------ PROVIDED DATA

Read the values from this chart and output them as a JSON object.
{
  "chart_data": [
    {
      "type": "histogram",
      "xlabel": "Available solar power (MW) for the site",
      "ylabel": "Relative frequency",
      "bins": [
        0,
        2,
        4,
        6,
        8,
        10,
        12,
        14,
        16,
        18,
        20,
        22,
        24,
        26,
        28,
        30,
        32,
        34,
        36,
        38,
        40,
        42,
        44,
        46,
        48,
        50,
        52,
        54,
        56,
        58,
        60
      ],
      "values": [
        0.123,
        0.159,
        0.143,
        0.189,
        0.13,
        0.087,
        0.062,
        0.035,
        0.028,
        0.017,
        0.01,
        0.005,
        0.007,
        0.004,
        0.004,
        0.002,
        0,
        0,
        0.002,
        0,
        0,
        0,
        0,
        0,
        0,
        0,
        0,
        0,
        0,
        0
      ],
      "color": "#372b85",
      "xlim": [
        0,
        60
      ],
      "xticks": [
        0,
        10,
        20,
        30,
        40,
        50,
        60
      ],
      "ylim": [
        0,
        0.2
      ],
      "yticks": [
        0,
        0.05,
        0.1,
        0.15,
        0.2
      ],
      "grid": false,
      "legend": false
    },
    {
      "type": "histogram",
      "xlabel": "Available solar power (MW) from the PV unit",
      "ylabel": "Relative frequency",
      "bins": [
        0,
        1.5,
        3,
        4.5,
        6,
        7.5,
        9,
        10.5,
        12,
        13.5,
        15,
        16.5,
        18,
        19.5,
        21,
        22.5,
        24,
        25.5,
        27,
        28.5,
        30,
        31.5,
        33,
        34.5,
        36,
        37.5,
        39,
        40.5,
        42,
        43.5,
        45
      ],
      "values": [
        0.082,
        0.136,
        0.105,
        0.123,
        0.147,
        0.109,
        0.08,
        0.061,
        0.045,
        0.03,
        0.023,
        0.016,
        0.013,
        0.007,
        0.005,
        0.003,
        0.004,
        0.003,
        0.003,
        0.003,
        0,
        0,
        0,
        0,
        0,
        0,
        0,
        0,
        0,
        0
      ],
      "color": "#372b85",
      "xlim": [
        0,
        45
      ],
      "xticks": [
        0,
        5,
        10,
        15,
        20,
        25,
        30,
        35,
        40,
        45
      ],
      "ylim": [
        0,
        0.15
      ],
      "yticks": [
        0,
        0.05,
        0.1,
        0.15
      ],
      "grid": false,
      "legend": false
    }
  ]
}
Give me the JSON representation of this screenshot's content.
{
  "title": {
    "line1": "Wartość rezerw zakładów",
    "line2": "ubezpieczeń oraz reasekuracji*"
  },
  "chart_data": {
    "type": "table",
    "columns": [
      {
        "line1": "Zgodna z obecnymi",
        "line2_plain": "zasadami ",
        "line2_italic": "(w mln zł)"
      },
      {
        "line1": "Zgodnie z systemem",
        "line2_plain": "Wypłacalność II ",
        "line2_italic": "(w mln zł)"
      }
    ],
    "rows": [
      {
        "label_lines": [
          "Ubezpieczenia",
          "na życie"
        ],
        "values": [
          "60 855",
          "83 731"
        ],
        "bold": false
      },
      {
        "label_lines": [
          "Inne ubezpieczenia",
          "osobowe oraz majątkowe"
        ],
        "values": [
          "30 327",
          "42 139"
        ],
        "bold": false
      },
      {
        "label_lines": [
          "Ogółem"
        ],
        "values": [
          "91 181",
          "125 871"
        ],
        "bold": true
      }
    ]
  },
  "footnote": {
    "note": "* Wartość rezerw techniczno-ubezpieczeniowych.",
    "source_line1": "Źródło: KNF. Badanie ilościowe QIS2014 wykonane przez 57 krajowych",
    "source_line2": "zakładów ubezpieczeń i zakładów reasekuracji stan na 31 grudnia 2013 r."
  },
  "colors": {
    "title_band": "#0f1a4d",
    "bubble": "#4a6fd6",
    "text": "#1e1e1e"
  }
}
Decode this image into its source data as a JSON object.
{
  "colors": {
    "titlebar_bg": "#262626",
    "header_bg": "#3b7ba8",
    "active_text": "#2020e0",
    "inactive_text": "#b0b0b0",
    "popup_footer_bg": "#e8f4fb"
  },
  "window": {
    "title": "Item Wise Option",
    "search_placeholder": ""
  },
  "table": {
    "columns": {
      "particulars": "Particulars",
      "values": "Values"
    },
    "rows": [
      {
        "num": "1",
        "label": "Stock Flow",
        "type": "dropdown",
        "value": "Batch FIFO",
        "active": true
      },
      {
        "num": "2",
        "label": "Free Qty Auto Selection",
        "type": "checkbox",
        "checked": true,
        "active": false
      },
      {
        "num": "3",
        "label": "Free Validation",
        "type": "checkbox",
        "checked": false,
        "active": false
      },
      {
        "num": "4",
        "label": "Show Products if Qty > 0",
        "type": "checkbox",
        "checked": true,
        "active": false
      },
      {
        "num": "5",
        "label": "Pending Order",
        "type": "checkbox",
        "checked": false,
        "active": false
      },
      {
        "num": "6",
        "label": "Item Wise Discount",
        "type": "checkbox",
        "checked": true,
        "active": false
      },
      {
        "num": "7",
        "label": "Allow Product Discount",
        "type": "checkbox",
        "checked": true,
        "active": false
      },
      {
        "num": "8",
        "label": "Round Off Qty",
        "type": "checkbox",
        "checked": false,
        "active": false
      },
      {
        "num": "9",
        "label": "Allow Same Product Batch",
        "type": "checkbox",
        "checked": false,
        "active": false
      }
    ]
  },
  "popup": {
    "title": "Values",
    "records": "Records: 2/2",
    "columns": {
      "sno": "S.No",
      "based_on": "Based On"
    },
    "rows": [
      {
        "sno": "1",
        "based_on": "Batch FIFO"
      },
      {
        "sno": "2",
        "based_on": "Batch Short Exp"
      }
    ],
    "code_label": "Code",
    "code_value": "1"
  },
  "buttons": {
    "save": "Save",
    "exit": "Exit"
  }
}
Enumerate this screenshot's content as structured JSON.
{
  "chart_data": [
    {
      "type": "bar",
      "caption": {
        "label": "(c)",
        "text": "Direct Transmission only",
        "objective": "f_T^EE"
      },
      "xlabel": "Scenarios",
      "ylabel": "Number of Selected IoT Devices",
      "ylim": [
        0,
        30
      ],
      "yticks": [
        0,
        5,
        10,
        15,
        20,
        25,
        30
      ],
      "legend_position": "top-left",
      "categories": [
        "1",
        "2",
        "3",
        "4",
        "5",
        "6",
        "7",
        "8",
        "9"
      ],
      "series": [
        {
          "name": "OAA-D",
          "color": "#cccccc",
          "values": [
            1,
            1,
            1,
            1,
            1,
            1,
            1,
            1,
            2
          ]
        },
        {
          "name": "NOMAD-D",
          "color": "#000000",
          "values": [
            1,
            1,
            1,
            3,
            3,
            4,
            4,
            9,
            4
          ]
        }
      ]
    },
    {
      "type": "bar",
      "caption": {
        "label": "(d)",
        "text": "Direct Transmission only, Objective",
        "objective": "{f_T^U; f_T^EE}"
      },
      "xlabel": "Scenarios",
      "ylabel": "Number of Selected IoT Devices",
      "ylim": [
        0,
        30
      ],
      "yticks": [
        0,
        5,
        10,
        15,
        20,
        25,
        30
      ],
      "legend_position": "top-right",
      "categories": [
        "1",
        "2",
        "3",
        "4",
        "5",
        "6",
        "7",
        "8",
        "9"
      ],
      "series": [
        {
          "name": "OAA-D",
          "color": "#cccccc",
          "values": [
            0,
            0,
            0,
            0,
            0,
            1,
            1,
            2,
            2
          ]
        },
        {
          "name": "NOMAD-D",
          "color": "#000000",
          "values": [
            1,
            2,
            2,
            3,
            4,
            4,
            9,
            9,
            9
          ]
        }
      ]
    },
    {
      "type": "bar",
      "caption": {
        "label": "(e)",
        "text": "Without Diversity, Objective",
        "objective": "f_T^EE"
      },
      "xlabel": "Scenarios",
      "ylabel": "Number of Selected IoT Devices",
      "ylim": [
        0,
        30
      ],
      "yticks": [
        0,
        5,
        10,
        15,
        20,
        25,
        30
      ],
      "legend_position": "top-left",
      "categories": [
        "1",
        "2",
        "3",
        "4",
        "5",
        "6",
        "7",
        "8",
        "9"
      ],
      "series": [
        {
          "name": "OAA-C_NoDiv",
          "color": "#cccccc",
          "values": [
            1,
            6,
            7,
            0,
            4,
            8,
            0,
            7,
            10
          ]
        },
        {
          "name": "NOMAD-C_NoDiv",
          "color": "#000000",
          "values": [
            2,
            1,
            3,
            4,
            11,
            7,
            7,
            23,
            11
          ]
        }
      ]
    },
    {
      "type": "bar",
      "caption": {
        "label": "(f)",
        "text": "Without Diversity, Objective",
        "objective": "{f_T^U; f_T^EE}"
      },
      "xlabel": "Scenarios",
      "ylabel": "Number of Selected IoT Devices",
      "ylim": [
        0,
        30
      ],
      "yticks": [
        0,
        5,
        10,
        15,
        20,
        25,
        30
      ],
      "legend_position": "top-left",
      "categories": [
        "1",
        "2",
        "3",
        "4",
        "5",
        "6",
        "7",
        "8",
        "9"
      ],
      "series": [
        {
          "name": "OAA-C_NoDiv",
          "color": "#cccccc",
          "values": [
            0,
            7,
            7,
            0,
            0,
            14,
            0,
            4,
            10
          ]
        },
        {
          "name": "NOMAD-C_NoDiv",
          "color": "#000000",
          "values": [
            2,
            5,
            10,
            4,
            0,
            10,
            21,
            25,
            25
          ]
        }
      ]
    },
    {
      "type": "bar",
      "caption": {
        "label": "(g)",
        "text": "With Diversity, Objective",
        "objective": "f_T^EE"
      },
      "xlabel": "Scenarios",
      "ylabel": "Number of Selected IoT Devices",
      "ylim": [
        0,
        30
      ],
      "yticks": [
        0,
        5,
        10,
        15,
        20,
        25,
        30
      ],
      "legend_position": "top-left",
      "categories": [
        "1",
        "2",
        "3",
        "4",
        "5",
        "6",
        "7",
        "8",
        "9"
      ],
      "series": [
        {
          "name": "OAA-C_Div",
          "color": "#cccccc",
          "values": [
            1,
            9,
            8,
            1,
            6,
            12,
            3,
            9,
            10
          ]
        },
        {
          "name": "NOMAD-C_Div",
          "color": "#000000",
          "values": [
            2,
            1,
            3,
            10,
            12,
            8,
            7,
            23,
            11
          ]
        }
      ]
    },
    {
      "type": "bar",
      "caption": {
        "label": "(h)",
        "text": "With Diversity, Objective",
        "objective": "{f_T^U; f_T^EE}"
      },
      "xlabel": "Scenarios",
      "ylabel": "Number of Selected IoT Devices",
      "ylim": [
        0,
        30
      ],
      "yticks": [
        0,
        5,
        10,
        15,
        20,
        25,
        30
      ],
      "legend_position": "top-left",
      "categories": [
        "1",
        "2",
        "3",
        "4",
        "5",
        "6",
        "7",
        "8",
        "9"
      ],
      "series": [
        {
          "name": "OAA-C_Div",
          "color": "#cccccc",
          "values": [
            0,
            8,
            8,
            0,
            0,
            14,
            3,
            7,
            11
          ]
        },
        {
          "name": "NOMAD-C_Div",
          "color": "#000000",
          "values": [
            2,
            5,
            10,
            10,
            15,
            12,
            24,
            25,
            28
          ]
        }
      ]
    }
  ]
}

------------

EXERCISE DESCRIPTION →
Look through the data above. Copy every line with the string "Transmission" in it.

EXERCISE OUTPUT →
        "text": "Direct Transmission only",
        "text": "Direct Transmission only, Objective",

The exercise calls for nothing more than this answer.